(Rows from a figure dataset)
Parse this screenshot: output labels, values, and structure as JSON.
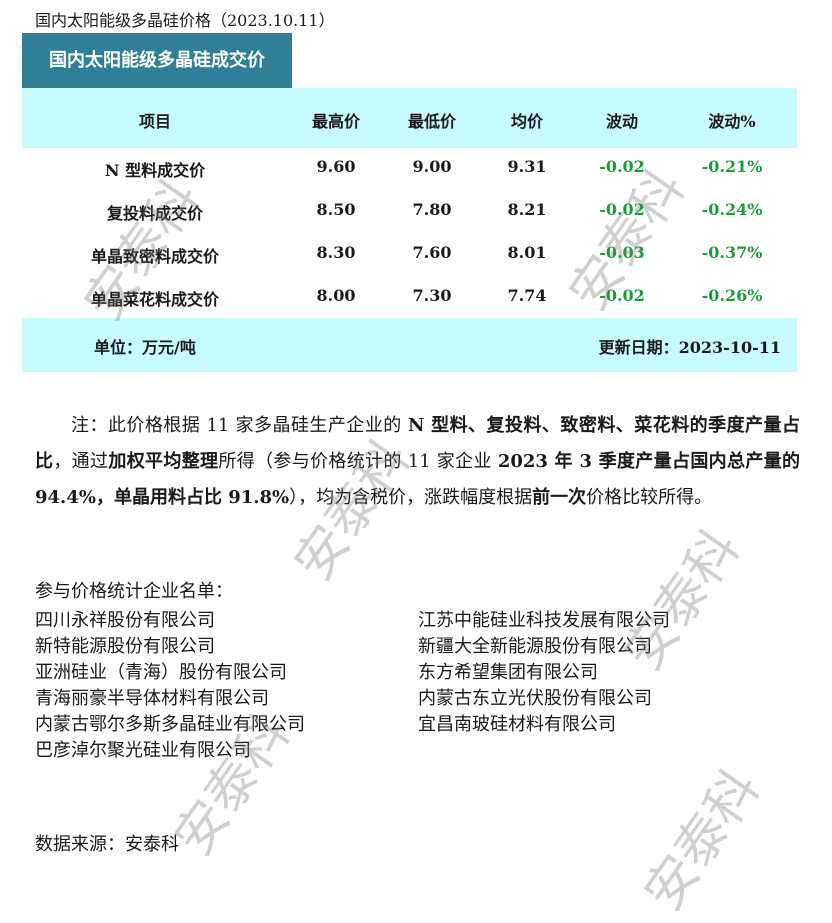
{
  "title": "国内太阳能级多晶硅价格（2023.10.11）",
  "table_title": "国内太阳能级多晶硅成交价",
  "headers": [
    "项目",
    "最高价",
    "最低价",
    "均价",
    "波动",
    "波动%"
  ],
  "rows": [
    [
      "N 型料成交价",
      "9.60",
      "9.00",
      "9.31",
      "-0.02",
      "-0.21%"
    ],
    [
      "复投料成交价",
      "8.50",
      "7.80",
      "8.21",
      "-0.02",
      "-0.24%"
    ],
    [
      "单晶致密料成交价",
      "8.30",
      "7.60",
      "8.01",
      "-0.03",
      "-0.37%"
    ],
    [
      "单晶菜花料成交价",
      "8.00",
      "7.30",
      "7.74",
      "-0.02",
      "-0.26%"
    ]
  ],
  "unit": "单位：万元/吨",
  "updated": "更新日期：2023-10-11",
  "change_color": "#1a9e3a",
  "note": [
    {
      "t": "注：此价格根据 11 家多晶硅生产企业的 ",
      "b": false
    },
    {
      "t": "N 型料、复投料、致密料、菜花料的季度产量占比",
      "b": true
    },
    {
      "t": "，通过",
      "b": false
    },
    {
      "t": "加权平均整理",
      "b": true
    },
    {
      "t": "所得（参与价格统计的 11 家企业 ",
      "b": false
    },
    {
      "t": "2023 年 3 季度产量占国内总产量的 94.4%，单晶用料占比 91.8%",
      "b": true
    },
    {
      "t": "），均为含税价，涨跌幅度根据",
      "b": false
    },
    {
      "t": "前一次",
      "b": true
    },
    {
      "t": "价格比较所得。",
      "b": false
    }
  ],
  "list_title": "参与价格统计企业名单：",
  "companies_left": [
    "四川永祥股份有限公司",
    "新特能源股份有限公司",
    "亚洲硅业（青海）股份有限公司",
    "青海丽豪半导体材料有限公司",
    "内蒙古鄂尔多斯多晶硅业有限公司",
    "巴彦淖尔聚光硅业有限公司"
  ],
  "companies_right": [
    "江苏中能硅业科技发展有限公司",
    "新疆大全新能源股份有限公司",
    "东方希望集团有限公司",
    "内蒙古东立光伏股份有限公司",
    "宜昌南玻硅材料有限公司"
  ],
  "source": "数据来源：安泰科",
  "watermark": "安泰科"
}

--- WHAT YOU ARE ASKED TO DO ---
Repeat the material above verbatim. Leave the pictures behind.

--- SOLUTION FOR THIS TASK ---
Parse this screenshot: output labels, values, and structure as JSON.
{
  "title": "国内太阳能级多晶硅价格（2023.10.11）",
  "table_title": "国内太阳能级多晶硅成交价",
  "headers": [
    "项目",
    "最高价",
    "最低价",
    "均价",
    "波动",
    "波动%"
  ],
  "rows": [
    [
      "N 型料成交价",
      "9.60",
      "9.00",
      "9.31",
      "-0.02",
      "-0.21%"
    ],
    [
      "复投料成交价",
      "8.50",
      "7.80",
      "8.21",
      "-0.02",
      "-0.24%"
    ],
    [
      "单晶致密料成交价",
      "8.30",
      "7.60",
      "8.01",
      "-0.03",
      "-0.37%"
    ],
    [
      "单晶菜花料成交价",
      "8.00",
      "7.30",
      "7.74",
      "-0.02",
      "-0.26%"
    ]
  ],
  "unit": "单位：万元/吨",
  "updated": "更新日期：2023-10-11",
  "change_color": "#1a9e3a",
  "note": [
    {
      "t": "注：此价格根据 11 家多晶硅生产企业的 ",
      "b": false
    },
    {
      "t": "N 型料、复投料、致密料、菜花料的季度产量占比",
      "b": true
    },
    {
      "t": "，通过",
      "b": false
    },
    {
      "t": "加权平均整理",
      "b": true
    },
    {
      "t": "所得（参与价格统计的 11 家企业 ",
      "b": false
    },
    {
      "t": "2023 年 3 季度产量占国内总产量的 94.4%，单晶用料占比 91.8%",
      "b": true
    },
    {
      "t": "），均为含税价，涨跌幅度根据",
      "b": false
    },
    {
      "t": "前一次",
      "b": true
    },
    {
      "t": "价格比较所得。",
      "b": false
    }
  ],
  "list_title": "参与价格统计企业名单：",
  "companies_left": [
    "四川永祥股份有限公司",
    "新特能源股份有限公司",
    "亚洲硅业（青海）股份有限公司",
    "青海丽豪半导体材料有限公司",
    "内蒙古鄂尔多斯多晶硅业有限公司",
    "巴彦淖尔聚光硅业有限公司"
  ],
  "companies_right": [
    "江苏中能硅业科技发展有限公司",
    "新疆大全新能源股份有限公司",
    "东方希望集团有限公司",
    "内蒙古东立光伏股份有限公司",
    "宜昌南玻硅材料有限公司"
  ],
  "source": "数据来源：安泰科",
  "watermark": "安泰科"
}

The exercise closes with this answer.